**PROBLEM REQUIREMENTS:** Render the lines of the material from its first line through the line containing "The body 41 is at (98, 485)." as a JSON list of strings, with one string per line and blank lines omitted. Include only those lines.

[begin DATA ROWS]

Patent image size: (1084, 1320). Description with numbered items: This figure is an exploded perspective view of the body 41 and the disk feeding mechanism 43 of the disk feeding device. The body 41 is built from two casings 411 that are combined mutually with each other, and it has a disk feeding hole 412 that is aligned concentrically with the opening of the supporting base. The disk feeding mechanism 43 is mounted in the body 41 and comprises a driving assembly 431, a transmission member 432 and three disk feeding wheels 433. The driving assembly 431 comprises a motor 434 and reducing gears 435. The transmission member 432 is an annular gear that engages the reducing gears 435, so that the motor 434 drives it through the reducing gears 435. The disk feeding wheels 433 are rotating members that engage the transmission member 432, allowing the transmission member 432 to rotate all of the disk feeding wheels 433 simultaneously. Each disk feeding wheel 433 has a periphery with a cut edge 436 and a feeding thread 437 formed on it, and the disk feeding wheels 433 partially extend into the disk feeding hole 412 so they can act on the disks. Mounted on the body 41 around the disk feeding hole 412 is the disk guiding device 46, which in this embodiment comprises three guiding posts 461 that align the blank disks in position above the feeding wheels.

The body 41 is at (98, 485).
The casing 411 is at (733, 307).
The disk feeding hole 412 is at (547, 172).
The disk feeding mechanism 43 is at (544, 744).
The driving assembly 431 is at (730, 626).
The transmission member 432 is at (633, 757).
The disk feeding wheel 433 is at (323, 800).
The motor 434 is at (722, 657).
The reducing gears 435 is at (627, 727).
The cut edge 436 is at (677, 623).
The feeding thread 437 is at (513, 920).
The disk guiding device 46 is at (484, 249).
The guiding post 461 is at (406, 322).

[end DATA ROWS]

**SOLUTION TO THIS PROBLEM:**
[
  "Patent image size: (1084, 1320). Description with numbered items: This figure is an exploded perspective view of the body 41 and the disk feeding mechanism 43 of the disk feeding device. The body 41 is built from two casings 411 that are combined mutually with each other, and it has a disk feeding hole 412 that is aligned concentrically with the opening of the supporting base. The disk feeding mechanism 43 is mounted in the body 41 and comprises a driving assembly 431, a transmission member 432 and three disk feeding wheels 433. The driving assembly 431 comprises a motor 434 and reducing gears 435. The transmission member 432 is an annular gear that engages the reducing gears 435, so that the motor 434 drives it through the reducing gears 435. The disk feeding wheels 433 are rotating members that engage the transmission member 432, allowing the transmission member 432 to rotate all of the disk feeding wheels 433 simultaneously. Each disk feeding wheel 433 has a periphery with a cut edge 436 and a feeding thread 437 formed on it, and the disk feeding wheels 433 partially extend into the disk feeding hole 412 so they can act on the disks. Mounted on the body 41 around the disk feeding hole 412 is the disk guiding device 46, which in this embodiment comprises three guiding posts 461 that align the blank disks in position above the feeding wheels.",
  "The body 41 is at (98, 485)."
]